> WHAT TO PRODUCE
Repeat the listing below in full, exactly as it stands.

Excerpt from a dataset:
* * * * *
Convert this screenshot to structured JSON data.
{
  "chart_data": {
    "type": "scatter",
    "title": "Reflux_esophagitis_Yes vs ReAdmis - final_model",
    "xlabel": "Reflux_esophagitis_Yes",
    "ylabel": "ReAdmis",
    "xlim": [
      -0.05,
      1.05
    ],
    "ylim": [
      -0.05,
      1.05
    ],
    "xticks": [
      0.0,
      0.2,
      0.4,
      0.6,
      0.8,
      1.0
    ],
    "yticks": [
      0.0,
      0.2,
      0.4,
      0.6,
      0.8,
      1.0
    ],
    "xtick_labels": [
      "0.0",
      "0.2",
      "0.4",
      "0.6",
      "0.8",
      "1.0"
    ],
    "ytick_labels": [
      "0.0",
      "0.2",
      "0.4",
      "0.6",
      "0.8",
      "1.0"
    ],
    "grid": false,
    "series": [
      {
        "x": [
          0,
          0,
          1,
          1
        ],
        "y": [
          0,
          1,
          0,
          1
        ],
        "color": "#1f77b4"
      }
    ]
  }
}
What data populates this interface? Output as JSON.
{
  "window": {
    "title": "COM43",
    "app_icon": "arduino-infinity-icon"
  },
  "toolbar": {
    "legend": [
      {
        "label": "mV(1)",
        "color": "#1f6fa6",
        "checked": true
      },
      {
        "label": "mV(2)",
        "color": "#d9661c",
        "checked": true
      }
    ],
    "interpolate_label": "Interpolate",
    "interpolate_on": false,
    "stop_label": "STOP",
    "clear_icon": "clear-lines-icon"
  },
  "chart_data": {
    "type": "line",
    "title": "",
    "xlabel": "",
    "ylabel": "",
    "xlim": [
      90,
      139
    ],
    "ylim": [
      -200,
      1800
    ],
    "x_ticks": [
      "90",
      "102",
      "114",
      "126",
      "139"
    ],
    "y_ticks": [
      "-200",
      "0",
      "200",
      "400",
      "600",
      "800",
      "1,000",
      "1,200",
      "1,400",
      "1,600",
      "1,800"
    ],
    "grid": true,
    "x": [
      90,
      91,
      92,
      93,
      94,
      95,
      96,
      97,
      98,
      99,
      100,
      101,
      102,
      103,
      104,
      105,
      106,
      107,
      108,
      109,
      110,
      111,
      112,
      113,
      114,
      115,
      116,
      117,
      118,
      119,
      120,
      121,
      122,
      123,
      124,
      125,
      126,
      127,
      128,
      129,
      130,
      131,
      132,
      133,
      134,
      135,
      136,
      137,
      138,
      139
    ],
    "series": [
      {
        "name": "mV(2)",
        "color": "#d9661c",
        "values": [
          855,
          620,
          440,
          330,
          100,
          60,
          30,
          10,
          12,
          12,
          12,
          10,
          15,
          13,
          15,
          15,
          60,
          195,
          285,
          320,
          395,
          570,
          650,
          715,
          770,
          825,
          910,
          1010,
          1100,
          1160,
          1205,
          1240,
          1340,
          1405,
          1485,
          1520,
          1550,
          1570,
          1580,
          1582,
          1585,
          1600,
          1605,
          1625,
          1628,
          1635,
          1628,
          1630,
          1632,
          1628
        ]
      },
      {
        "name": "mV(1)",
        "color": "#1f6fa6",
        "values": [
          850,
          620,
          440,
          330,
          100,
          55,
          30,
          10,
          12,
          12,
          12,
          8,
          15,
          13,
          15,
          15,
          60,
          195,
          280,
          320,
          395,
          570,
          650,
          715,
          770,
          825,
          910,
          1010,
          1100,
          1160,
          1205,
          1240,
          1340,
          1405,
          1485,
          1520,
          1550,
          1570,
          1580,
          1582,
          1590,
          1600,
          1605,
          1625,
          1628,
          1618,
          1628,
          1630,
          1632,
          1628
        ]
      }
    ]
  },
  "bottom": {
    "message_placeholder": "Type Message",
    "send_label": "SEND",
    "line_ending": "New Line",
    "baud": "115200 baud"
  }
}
* * * * *
> FINAL RESULT
Convert this screenshot to structured JSON data.
{
  "chart_data": {
    "type": "scatter",
    "title": "Reflux_esophagitis_Yes vs ReAdmis - final_model",
    "xlabel": "Reflux_esophagitis_Yes",
    "ylabel": "ReAdmis",
    "xlim": [
      -0.05,
      1.05
    ],
    "ylim": [
      -0.05,
      1.05
    ],
    "xticks": [
      0.0,
      0.2,
      0.4,
      0.6,
      0.8,
      1.0
    ],
    "yticks": [
      0.0,
      0.2,
      0.4,
      0.6,
      0.8,
      1.0
    ],
    "xtick_labels": [
      "0.0",
      "0.2",
      "0.4",
      "0.6",
      "0.8",
      "1.0"
    ],
    "ytick_labels": [
      "0.0",
      "0.2",
      "0.4",
      "0.6",
      "0.8",
      "1.0"
    ],
    "grid": false,
    "series": [
      {
        "x": [
          0,
          0,
          1,
          1
        ],
        "y": [
          0,
          1,
          0,
          1
        ],
        "color": "#1f77b4"
      }
    ]
  }
}
What data populates this interface? Output as JSON.
{
  "window": {
    "title": "COM43",
    "app_icon": "arduino-infinity-icon"
  },
  "toolbar": {
    "legend": [
      {
        "label": "mV(1)",
        "color": "#1f6fa6",
        "checked": true
      },
      {
        "label": "mV(2)",
        "color": "#d9661c",
        "checked": true
      }
    ],
    "interpolate_label": "Interpolate",
    "interpolate_on": false,
    "stop_label": "STOP",
    "clear_icon": "clear-lines-icon"
  },
  "chart_data": {
    "type": "line",
    "title": "",
    "xlabel": "",
    "ylabel": "",
    "xlim": [
      90,
      139
    ],
    "ylim": [
      -200,
      1800
    ],
    "x_ticks": [
      "90",
      "102",
      "114",
      "126",
      "139"
    ],
    "y_ticks": [
      "-200",
      "0",
      "200",
      "400",
      "600",
      "800",
      "1,000",
      "1,200",
      "1,400",
      "1,600",
      "1,800"
    ],
    "grid": true,
    "x": [
      90,
      91,
      92,
      93,
      94,
      95,
      96,
      97,
      98,
      99,
      100,
      101,
      102,
      103,
      104,
      105,
      106,
      107,
      108,
      109,
      110,
      111,
      112,
      113,
      114,
      115,
      116,
      117,
      118,
      119,
      120,
      121,
      122,
      123,
      124,
      125,
      126,
      127,
      128,
      129,
      130,
      131,
      132,
      133,
      134,
      135,
      136,
      137,
      138,
      139
    ],
    "series": [
      {
        "name": "mV(2)",
        "color": "#d9661c",
        "values": [
          855,
          620,
          440,
          330,
          100,
          60,
          30,
          10,
          12,
          12,
          12,
          10,
          15,
          13,
          15,
          15,
          60,
          195,
          285,
          320,
          395,
          570,
          650,
          715,
          770,
          825,
          910,
          1010,
          1100,
          1160,
          1205,
          1240,
          1340,
          1405,
          1485,
          1520,
          1550,
          1570,
          1580,
          1582,
          1585,
          1600,
          1605,
          1625,
          1628,
          1635,
          1628,
          1630,
          1632,
          1628
        ]
      },
      {
        "name": "mV(1)",
        "color": "#1f6fa6",
        "values": [
          850,
          620,
          440,
          330,
          100,
          55,
          30,
          10,
          12,
          12,
          12,
          8,
          15,
          13,
          15,
          15,
          60,
          195,
          280,
          320,
          395,
          570,
          650,
          715,
          770,
          825,
          910,
          1010,
          1100,
          1160,
          1205,
          1240,
          1340,
          1405,
          1485,
          1520,
          1550,
          1570,
          1580,
          1582,
          1590,
          1600,
          1605,
          1625,
          1628,
          1618,
          1628,
          1630,
          1632,
          1628
        ]
      }
    ]
  },
  "bottom": {
    "message_placeholder": "Type Message",
    "send_label": "SEND",
    "line_ending": "New Line",
    "baud": "115200 baud"
  }
}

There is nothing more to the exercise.